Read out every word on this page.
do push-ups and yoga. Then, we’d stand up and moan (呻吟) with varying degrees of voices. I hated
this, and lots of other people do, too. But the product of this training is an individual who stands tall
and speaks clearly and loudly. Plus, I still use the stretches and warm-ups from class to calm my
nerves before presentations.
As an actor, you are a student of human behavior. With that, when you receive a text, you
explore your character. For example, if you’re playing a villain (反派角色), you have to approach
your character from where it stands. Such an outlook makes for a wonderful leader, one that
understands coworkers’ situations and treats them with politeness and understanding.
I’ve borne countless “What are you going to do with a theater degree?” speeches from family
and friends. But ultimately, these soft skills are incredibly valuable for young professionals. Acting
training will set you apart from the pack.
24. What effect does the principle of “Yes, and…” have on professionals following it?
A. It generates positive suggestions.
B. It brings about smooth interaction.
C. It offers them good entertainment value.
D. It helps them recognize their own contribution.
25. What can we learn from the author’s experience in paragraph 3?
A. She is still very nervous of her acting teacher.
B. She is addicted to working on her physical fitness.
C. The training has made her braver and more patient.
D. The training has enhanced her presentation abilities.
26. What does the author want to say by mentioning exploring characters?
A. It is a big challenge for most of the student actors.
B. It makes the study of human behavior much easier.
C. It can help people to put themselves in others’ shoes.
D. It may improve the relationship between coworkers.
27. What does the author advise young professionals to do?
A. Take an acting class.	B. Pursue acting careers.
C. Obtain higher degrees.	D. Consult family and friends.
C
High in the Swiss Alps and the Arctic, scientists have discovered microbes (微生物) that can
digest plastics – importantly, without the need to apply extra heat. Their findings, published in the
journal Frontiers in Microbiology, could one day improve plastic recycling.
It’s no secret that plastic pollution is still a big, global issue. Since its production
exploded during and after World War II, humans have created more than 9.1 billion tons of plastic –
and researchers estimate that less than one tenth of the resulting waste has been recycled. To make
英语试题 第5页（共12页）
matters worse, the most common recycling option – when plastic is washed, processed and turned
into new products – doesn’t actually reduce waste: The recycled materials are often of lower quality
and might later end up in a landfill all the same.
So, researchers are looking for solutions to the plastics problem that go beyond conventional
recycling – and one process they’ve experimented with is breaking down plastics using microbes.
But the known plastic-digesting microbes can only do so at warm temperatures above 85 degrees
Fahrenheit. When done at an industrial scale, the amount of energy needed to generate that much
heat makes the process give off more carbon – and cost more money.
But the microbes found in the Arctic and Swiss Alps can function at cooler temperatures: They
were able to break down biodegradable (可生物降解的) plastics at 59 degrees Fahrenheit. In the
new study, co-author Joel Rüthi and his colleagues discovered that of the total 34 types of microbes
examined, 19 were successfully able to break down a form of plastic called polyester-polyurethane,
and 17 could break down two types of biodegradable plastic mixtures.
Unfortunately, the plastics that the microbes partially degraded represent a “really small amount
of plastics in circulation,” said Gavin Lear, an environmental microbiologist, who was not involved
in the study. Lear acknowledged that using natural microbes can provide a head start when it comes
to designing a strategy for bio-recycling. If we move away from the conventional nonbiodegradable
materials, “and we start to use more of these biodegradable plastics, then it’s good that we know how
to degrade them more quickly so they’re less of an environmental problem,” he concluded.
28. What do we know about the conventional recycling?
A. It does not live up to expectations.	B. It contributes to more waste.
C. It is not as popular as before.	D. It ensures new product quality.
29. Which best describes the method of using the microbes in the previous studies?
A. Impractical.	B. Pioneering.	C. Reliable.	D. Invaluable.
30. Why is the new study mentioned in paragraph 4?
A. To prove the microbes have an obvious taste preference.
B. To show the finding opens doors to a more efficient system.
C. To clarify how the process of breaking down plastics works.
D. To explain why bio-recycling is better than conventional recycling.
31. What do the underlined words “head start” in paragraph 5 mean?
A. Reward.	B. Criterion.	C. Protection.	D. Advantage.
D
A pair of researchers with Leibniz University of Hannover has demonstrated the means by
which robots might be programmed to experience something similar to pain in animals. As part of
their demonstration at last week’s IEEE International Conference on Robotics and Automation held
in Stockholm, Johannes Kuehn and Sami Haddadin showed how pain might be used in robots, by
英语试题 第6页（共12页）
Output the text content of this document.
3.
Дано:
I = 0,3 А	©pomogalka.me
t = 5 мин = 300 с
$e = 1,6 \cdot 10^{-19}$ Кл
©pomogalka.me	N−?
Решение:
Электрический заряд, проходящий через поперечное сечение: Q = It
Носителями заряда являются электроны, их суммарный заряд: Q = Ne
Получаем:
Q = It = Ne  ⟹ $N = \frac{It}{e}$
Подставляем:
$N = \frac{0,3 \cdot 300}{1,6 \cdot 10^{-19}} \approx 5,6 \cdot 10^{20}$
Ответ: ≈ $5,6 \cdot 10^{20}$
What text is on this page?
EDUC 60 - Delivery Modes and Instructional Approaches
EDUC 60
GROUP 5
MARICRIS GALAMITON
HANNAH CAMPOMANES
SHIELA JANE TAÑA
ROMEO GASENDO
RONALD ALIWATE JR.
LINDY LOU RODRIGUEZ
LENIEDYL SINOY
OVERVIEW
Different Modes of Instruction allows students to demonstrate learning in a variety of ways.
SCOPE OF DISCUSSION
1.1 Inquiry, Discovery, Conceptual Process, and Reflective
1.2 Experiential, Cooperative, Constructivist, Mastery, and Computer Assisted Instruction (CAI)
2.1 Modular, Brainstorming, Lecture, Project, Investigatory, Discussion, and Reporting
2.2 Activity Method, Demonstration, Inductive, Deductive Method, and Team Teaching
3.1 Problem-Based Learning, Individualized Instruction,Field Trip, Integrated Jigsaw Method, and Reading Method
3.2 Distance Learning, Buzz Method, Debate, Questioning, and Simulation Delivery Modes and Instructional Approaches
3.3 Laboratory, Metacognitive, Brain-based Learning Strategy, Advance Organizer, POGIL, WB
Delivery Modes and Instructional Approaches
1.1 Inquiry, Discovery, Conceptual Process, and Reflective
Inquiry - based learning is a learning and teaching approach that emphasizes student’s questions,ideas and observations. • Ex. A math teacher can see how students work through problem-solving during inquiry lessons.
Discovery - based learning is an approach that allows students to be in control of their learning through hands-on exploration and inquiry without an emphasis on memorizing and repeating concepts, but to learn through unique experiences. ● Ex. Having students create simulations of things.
--
*TASK GOAL*. Pick every line with "temperatures" in it and copy it.

*RIGHT ANSWER*.
But the known plastic-digesting microbes can only do so at warm temperatures above 85 degrees
But the microbes found in the Arctic and Swiss Alps can function at cooler temperatures: They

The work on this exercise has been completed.